**Data supplied:**
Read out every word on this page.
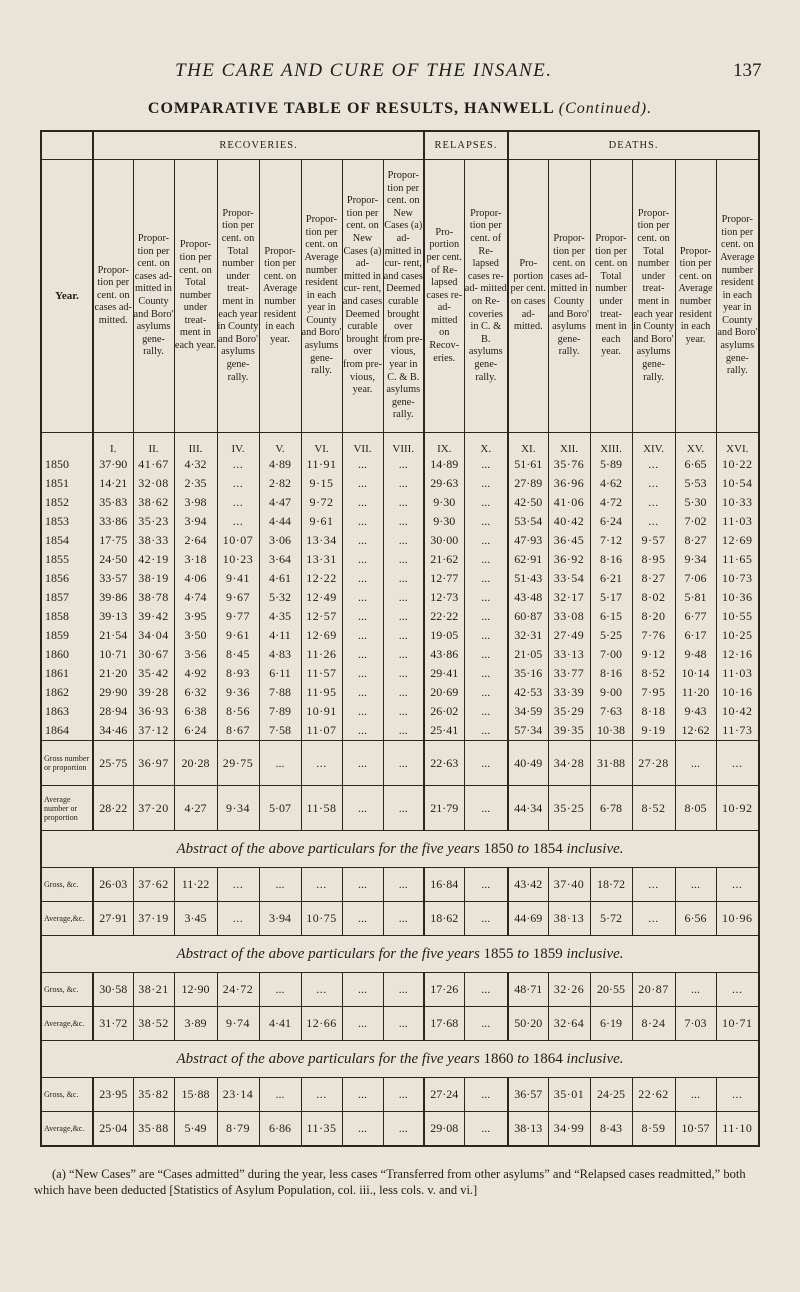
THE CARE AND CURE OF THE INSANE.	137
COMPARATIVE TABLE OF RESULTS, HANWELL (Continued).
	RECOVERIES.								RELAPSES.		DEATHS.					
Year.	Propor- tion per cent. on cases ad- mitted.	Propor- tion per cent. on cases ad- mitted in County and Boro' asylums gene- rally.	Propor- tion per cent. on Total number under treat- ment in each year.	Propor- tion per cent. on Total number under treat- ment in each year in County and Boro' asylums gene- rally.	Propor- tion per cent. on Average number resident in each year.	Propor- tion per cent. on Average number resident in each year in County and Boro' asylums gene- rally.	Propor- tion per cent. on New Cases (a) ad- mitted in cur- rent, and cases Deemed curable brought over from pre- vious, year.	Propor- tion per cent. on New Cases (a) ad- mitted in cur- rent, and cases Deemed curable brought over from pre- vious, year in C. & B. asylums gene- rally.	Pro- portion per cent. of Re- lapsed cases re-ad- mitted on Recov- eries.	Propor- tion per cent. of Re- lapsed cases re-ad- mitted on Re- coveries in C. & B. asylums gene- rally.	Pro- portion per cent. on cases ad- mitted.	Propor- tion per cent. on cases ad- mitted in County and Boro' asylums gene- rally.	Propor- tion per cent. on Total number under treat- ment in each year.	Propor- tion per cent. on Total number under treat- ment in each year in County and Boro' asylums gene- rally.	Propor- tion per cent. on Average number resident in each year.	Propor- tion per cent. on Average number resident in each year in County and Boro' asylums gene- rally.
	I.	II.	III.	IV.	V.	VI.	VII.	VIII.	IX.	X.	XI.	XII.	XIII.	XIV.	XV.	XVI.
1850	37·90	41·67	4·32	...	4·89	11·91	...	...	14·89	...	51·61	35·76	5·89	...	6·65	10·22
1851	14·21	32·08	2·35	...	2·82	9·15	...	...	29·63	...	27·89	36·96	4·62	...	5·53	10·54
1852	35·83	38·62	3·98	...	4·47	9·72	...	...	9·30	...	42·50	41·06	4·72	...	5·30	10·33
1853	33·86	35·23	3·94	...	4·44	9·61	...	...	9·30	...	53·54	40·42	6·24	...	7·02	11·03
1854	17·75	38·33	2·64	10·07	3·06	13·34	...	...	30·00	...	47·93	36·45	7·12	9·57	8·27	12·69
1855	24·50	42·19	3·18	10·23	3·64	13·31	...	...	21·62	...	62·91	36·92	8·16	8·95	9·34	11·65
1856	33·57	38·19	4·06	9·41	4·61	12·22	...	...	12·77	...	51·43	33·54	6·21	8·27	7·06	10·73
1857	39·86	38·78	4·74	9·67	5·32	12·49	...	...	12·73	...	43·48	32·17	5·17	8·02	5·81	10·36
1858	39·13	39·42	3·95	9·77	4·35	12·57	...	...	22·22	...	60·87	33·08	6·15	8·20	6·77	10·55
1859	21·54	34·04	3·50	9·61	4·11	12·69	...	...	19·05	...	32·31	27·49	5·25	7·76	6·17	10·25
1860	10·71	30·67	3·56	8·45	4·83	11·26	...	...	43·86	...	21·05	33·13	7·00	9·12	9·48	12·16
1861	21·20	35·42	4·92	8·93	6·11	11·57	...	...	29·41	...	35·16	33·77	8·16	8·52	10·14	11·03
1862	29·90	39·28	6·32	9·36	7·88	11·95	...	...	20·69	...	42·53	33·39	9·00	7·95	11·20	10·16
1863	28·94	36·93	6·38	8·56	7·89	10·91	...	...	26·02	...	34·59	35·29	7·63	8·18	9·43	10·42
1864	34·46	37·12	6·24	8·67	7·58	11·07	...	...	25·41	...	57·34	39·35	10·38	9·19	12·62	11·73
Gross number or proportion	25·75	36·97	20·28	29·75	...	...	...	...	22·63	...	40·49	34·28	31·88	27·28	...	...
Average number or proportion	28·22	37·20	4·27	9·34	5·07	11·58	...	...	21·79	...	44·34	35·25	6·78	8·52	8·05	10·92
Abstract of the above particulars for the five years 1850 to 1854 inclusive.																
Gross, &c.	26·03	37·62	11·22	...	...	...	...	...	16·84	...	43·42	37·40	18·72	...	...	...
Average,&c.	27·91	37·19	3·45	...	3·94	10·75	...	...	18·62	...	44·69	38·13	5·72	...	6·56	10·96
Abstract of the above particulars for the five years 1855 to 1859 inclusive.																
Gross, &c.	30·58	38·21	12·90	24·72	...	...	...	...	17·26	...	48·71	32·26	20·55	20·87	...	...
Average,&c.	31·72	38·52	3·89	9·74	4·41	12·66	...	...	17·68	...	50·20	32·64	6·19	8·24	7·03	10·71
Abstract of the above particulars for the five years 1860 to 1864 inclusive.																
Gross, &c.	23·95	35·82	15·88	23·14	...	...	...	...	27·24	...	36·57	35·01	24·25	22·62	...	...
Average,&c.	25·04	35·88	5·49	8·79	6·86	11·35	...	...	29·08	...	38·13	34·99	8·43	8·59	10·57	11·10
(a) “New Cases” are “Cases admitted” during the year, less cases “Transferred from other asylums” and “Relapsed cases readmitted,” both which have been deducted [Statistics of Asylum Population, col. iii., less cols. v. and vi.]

* * *

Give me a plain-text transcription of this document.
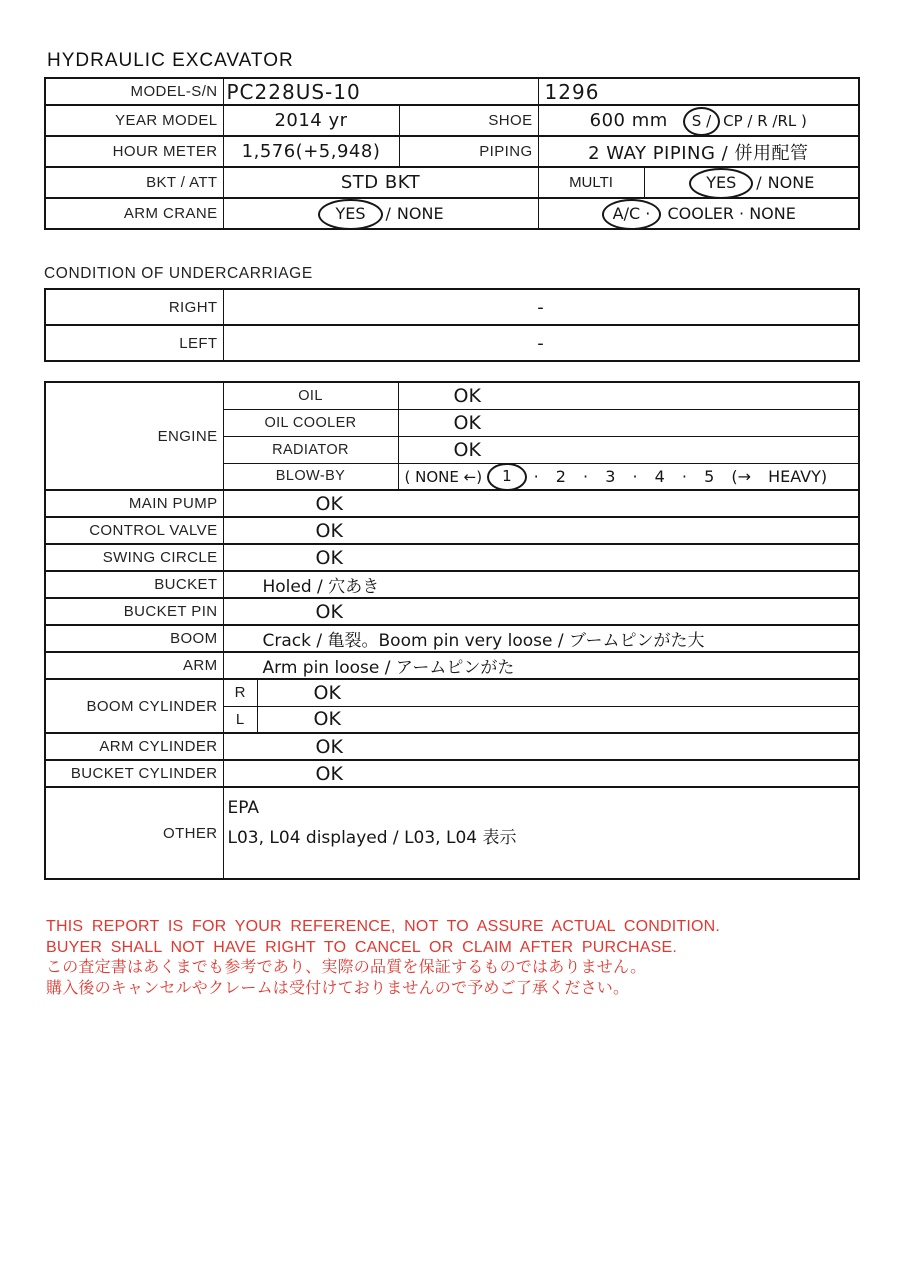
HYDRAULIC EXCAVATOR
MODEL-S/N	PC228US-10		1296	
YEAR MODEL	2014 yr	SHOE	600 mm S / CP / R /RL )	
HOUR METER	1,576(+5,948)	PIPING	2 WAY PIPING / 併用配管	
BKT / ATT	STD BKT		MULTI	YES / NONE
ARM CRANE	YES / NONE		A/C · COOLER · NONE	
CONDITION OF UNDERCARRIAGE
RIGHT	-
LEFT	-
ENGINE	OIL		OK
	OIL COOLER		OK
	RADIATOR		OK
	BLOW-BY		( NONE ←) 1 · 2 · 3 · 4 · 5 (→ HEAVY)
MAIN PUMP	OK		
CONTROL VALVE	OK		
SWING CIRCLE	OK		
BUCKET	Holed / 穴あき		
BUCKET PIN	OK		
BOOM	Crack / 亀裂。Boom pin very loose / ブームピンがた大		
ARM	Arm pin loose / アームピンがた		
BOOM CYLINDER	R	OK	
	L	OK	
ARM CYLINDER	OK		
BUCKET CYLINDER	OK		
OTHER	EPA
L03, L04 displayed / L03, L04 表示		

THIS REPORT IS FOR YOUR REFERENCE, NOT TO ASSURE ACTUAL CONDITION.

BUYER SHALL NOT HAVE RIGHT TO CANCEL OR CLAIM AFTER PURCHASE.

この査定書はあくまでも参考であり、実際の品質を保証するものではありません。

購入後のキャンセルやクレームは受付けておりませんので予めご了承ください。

**Aim of the exercise:** Track down every line of the material containing the string "Abstract", and copy it.

**Answer:**
Abstract of the above particulars for the five years 1850 to 1854 inclusive.																
Abstract of the above particulars for the five years 1855 to 1859 inclusive.																
Abstract of the above particulars for the five years 1860 to 1864 inclusive.																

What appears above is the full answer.